[Chart and figure data]
==================================================

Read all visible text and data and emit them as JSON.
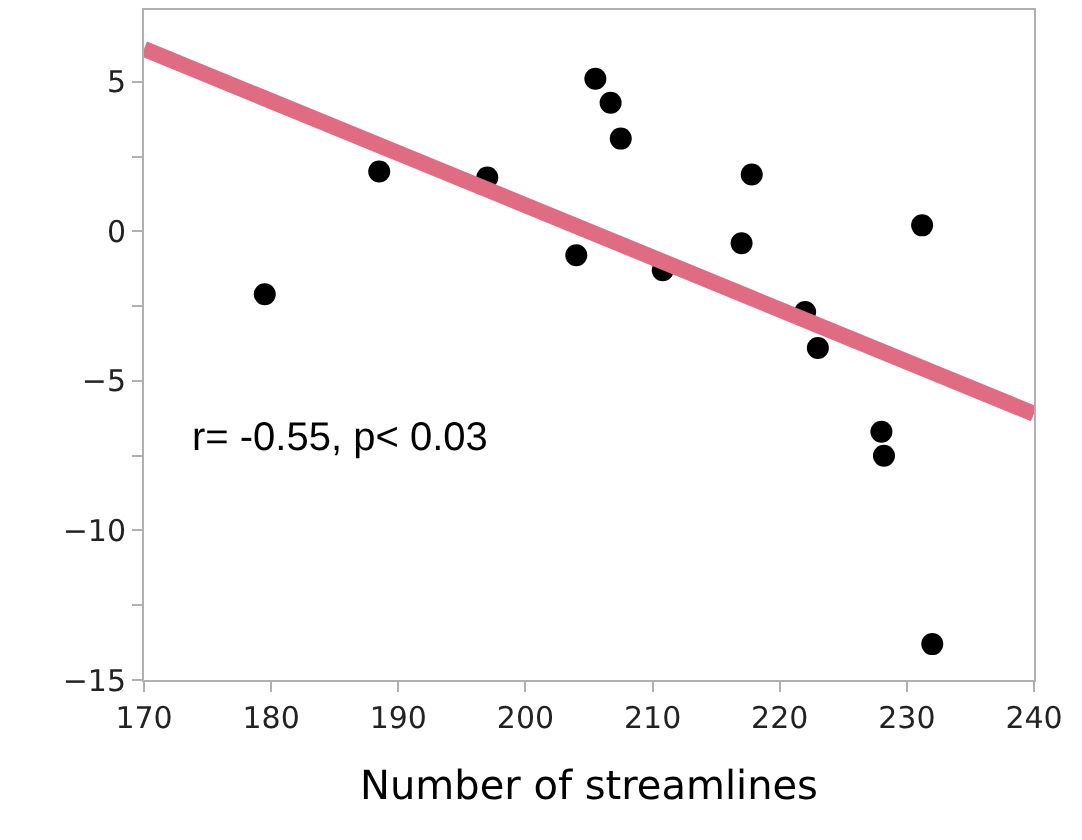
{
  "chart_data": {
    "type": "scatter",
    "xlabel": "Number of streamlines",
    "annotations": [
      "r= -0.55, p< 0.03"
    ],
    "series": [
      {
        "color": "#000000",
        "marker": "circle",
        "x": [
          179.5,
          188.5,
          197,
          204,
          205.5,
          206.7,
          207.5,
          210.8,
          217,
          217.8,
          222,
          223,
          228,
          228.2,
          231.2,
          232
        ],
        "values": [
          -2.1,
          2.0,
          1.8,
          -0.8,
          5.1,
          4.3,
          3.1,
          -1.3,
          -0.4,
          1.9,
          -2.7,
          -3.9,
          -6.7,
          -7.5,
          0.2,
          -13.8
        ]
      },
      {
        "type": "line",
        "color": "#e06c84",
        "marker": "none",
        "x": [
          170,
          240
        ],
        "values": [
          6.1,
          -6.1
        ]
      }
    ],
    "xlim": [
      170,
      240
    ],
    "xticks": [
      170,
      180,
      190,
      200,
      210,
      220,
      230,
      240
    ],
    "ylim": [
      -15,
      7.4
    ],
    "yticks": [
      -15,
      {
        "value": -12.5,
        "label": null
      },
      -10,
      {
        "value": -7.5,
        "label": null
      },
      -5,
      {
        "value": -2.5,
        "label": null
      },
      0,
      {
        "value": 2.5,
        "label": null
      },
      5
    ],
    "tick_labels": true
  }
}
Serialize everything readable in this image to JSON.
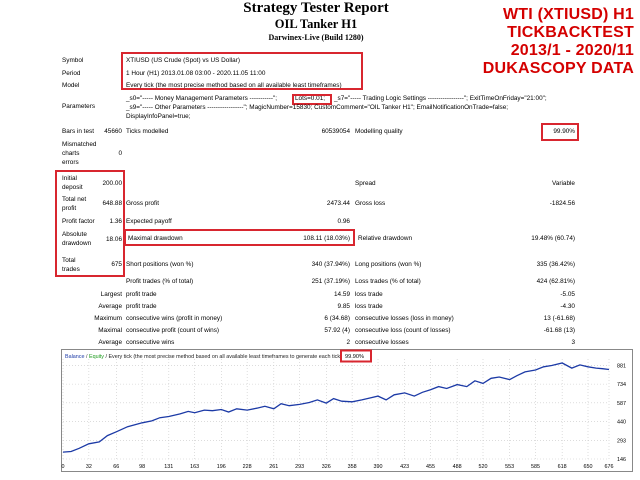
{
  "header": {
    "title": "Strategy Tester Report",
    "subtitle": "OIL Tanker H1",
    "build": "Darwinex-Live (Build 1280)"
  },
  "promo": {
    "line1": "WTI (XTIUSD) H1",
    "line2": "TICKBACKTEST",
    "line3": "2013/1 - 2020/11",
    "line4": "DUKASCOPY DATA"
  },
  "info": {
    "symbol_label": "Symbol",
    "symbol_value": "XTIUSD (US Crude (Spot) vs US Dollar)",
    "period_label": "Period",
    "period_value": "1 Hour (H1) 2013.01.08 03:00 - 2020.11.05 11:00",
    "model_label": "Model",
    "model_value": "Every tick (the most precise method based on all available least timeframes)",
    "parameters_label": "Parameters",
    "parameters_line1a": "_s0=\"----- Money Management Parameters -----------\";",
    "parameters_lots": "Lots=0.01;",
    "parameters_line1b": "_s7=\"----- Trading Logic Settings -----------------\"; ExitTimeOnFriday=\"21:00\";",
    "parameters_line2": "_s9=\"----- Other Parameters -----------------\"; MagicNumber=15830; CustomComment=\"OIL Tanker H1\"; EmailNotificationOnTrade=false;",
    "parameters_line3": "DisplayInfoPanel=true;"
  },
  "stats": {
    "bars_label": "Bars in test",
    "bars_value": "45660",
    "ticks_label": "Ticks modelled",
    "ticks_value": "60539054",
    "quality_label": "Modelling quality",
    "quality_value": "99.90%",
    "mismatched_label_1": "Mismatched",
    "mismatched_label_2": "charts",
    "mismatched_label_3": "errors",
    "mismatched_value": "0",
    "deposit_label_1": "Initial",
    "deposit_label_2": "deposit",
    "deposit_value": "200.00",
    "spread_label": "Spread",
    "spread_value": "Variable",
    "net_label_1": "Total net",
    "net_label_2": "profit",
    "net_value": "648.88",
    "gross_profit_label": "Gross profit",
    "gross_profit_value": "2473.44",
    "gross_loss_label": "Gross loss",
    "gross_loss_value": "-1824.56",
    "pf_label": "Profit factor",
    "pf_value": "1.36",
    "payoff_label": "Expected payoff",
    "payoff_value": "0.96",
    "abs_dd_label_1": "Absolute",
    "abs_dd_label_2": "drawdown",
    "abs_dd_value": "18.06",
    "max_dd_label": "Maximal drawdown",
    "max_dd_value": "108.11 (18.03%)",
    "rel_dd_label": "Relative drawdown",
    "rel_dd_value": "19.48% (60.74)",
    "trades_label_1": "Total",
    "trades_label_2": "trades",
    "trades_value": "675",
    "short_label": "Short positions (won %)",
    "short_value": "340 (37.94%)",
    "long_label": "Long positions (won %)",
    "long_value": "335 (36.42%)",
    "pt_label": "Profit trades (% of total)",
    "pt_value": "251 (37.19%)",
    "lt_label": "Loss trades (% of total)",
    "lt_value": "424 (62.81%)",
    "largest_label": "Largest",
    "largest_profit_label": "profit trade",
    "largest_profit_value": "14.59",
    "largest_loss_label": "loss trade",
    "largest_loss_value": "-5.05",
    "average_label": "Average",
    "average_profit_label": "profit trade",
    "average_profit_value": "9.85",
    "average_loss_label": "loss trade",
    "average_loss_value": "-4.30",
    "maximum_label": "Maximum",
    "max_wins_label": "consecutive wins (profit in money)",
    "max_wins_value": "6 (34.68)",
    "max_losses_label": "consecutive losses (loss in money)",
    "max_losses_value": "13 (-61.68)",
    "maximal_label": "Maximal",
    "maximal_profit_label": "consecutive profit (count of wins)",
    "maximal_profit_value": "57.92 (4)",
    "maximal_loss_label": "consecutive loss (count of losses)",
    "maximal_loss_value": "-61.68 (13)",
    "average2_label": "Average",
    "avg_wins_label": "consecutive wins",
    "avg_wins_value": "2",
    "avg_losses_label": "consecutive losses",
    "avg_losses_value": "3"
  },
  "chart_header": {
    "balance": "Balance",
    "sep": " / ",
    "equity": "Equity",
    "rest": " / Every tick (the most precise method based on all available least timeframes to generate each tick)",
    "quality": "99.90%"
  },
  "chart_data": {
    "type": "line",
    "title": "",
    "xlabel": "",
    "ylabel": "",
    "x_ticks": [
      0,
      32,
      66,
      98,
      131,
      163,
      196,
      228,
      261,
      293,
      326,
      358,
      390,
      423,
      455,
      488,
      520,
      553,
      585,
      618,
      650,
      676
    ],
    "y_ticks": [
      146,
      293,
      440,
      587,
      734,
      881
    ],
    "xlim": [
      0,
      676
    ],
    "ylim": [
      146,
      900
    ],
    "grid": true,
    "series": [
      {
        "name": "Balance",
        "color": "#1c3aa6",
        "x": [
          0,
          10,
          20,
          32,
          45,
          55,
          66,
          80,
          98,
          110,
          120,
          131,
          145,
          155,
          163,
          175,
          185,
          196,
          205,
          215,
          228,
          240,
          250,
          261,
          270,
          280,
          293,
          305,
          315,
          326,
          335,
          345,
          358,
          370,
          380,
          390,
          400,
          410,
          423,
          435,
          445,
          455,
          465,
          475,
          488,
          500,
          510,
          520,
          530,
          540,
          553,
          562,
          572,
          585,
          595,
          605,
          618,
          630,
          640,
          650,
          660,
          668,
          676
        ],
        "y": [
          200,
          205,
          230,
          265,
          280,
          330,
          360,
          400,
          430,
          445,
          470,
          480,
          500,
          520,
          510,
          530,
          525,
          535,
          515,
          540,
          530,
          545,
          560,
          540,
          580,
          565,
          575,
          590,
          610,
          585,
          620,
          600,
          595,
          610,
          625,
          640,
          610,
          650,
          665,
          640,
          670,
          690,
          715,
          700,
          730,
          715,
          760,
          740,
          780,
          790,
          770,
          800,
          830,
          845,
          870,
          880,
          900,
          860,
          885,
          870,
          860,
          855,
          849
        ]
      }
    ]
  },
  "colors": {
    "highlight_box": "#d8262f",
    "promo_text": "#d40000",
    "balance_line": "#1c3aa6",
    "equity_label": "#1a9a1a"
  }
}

==================================================

→ **Exercise**
Every entry must be transcribed exactly. Pictures do not belong in the copy.

→ **Result of the task**
Read all visible text and data and emit them as JSON.
{
  "chart_data": {
    "type": "scatter",
    "xlabel": "Number of streamlines",
    "annotations": [
      "r= -0.55, p< 0.03"
    ],
    "series": [
      {
        "color": "#000000",
        "marker": "circle",
        "x": [
          179.5,
          188.5,
          197,
          204,
          205.5,
          206.7,
          207.5,
          210.8,
          217,
          217.8,
          222,
          223,
          228,
          228.2,
          231.2,
          232
        ],
        "values": [
          -2.1,
          2.0,
          1.8,
          -0.8,
          5.1,
          4.3,
          3.1,
          -1.3,
          -0.4,
          1.9,
          -2.7,
          -3.9,
          -6.7,
          -7.5,
          0.2,
          -13.8
        ]
      },
      {
        "type": "line",
        "color": "#e06c84",
        "marker": "none",
        "x": [
          170,
          240
        ],
        "values": [
          6.1,
          -6.1
        ]
      }
    ],
    "xlim": [
      170,
      240
    ],
    "xticks": [
      170,
      180,
      190,
      200,
      210,
      220,
      230,
      240
    ],
    "ylim": [
      -15,
      7.4
    ],
    "yticks": [
      -15,
      {
        "value": -12.5,
        "label": null
      },
      -10,
      {
        "value": -7.5,
        "label": null
      },
      -5,
      {
        "value": -2.5,
        "label": null
      },
      0,
      {
        "value": 2.5,
        "label": null
      },
      5
    ],
    "tick_labels": true
  }
}
Serialize everything readable in this image to JSON.
{
  "header": {
    "title": "Strategy Tester Report",
    "subtitle": "OIL Tanker H1",
    "build": "Darwinex-Live (Build 1280)"
  },
  "promo": {
    "line1": "WTI (XTIUSD) H1",
    "line2": "TICKBACKTEST",
    "line3": "2013/1 - 2020/11",
    "line4": "DUKASCOPY DATA"
  },
  "info": {
    "symbol_label": "Symbol",
    "symbol_value": "XTIUSD (US Crude (Spot) vs US Dollar)",
    "period_label": "Period",
    "period_value": "1 Hour (H1) 2013.01.08 03:00 - 2020.11.05 11:00",
    "model_label": "Model",
    "model_value": "Every tick (the most precise method based on all available least timeframes)",
    "parameters_label": "Parameters",
    "parameters_line1a": "_s0=\"----- Money Management Parameters -----------\";",
    "parameters_lots": "Lots=0.01;",
    "parameters_line1b": "_s7=\"----- Trading Logic Settings -----------------\"; ExitTimeOnFriday=\"21:00\";",
    "parameters_line2": "_s9=\"----- Other Parameters -----------------\"; MagicNumber=15830; CustomComment=\"OIL Tanker H1\"; EmailNotificationOnTrade=false;",
    "parameters_line3": "DisplayInfoPanel=true;"
  },
  "stats": {
    "bars_label": "Bars in test",
    "bars_value": "45660",
    "ticks_label": "Ticks modelled",
    "ticks_value": "60539054",
    "quality_label": "Modelling quality",
    "quality_value": "99.90%",
    "mismatched_label_1": "Mismatched",
    "mismatched_label_2": "charts",
    "mismatched_label_3": "errors",
    "mismatched_value": "0",
    "deposit_label_1": "Initial",
    "deposit_label_2": "deposit",
    "deposit_value": "200.00",
    "spread_label": "Spread",
    "spread_value": "Variable",
    "net_label_1": "Total net",
    "net_label_2": "profit",
    "net_value": "648.88",
    "gross_profit_label": "Gross profit",
    "gross_profit_value": "2473.44",
    "gross_loss_label": "Gross loss",
    "gross_loss_value": "-1824.56",
    "pf_label": "Profit factor",
    "pf_value": "1.36",
    "payoff_label": "Expected payoff",
    "payoff_value": "0.96",
    "abs_dd_label_1": "Absolute",
    "abs_dd_label_2": "drawdown",
    "abs_dd_value": "18.06",
    "max_dd_label": "Maximal drawdown",
    "max_dd_value": "108.11 (18.03%)",
    "rel_dd_label": "Relative drawdown",
    "rel_dd_value": "19.48% (60.74)",
    "trades_label_1": "Total",
    "trades_label_2": "trades",
    "trades_value": "675",
    "short_label": "Short positions (won %)",
    "short_value": "340 (37.94%)",
    "long_label": "Long positions (won %)",
    "long_value": "335 (36.42%)",
    "pt_label": "Profit trades (% of total)",
    "pt_value": "251 (37.19%)",
    "lt_label": "Loss trades (% of total)",
    "lt_value": "424 (62.81%)",
    "largest_label": "Largest",
    "largest_profit_label": "profit trade",
    "largest_profit_value": "14.59",
    "largest_loss_label": "loss trade",
    "largest_loss_value": "-5.05",
    "average_label": "Average",
    "average_profit_label": "profit trade",
    "average_profit_value": "9.85",
    "average_loss_label": "loss trade",
    "average_loss_value": "-4.30",
    "maximum_label": "Maximum",
    "max_wins_label": "consecutive wins (profit in money)",
    "max_wins_value": "6 (34.68)",
    "max_losses_label": "consecutive losses (loss in money)",
    "max_losses_value": "13 (-61.68)",
    "maximal_label": "Maximal",
    "maximal_profit_label": "consecutive profit (count of wins)",
    "maximal_profit_value": "57.92 (4)",
    "maximal_loss_label": "consecutive loss (count of losses)",
    "maximal_loss_value": "-61.68 (13)",
    "average2_label": "Average",
    "avg_wins_label": "consecutive wins",
    "avg_wins_value": "2",
    "avg_losses_label": "consecutive losses",
    "avg_losses_value": "3"
  },
  "chart_header": {
    "balance": "Balance",
    "sep": " / ",
    "equity": "Equity",
    "rest": " / Every tick (the most precise method based on all available least timeframes to generate each tick)",
    "quality": "99.90%"
  },
  "chart_data": {
    "type": "line",
    "title": "",
    "xlabel": "",
    "ylabel": "",
    "x_ticks": [
      0,
      32,
      66,
      98,
      131,
      163,
      196,
      228,
      261,
      293,
      326,
      358,
      390,
      423,
      455,
      488,
      520,
      553,
      585,
      618,
      650,
      676
    ],
    "y_ticks": [
      146,
      293,
      440,
      587,
      734,
      881
    ],
    "xlim": [
      0,
      676
    ],
    "ylim": [
      146,
      900
    ],
    "grid": true,
    "series": [
      {
        "name": "Balance",
        "color": "#1c3aa6",
        "x": [
          0,
          10,
          20,
          32,
          45,
          55,
          66,
          80,
          98,
          110,
          120,
          131,
          145,
          155,
          163,
          175,
          185,
          196,
          205,
          215,
          228,
          240,
          250,
          261,
          270,
          280,
          293,
          305,
          315,
          326,
          335,
          345,
          358,
          370,
          380,
          390,
          400,
          410,
          423,
          435,
          445,
          455,
          465,
          475,
          488,
          500,
          510,
          520,
          530,
          540,
          553,
          562,
          572,
          585,
          595,
          605,
          618,
          630,
          640,
          650,
          660,
          668,
          676
        ],
        "y": [
          200,
          205,
          230,
          265,
          280,
          330,
          360,
          400,
          430,
          445,
          470,
          480,
          500,
          520,
          510,
          530,
          525,
          535,
          515,
          540,
          530,
          545,
          560,
          540,
          580,
          565,
          575,
          590,
          610,
          585,
          620,
          600,
          595,
          610,
          625,
          640,
          610,
          650,
          665,
          640,
          670,
          690,
          715,
          700,
          730,
          715,
          760,
          740,
          780,
          790,
          770,
          800,
          830,
          845,
          870,
          880,
          900,
          860,
          885,
          870,
          860,
          855,
          849
        ]
      }
    ]
  },
  "colors": {
    "highlight_box": "#d8262f",
    "promo_text": "#d40000",
    "balance_line": "#1c3aa6",
    "equity_label": "#1a9a1a"
  }
}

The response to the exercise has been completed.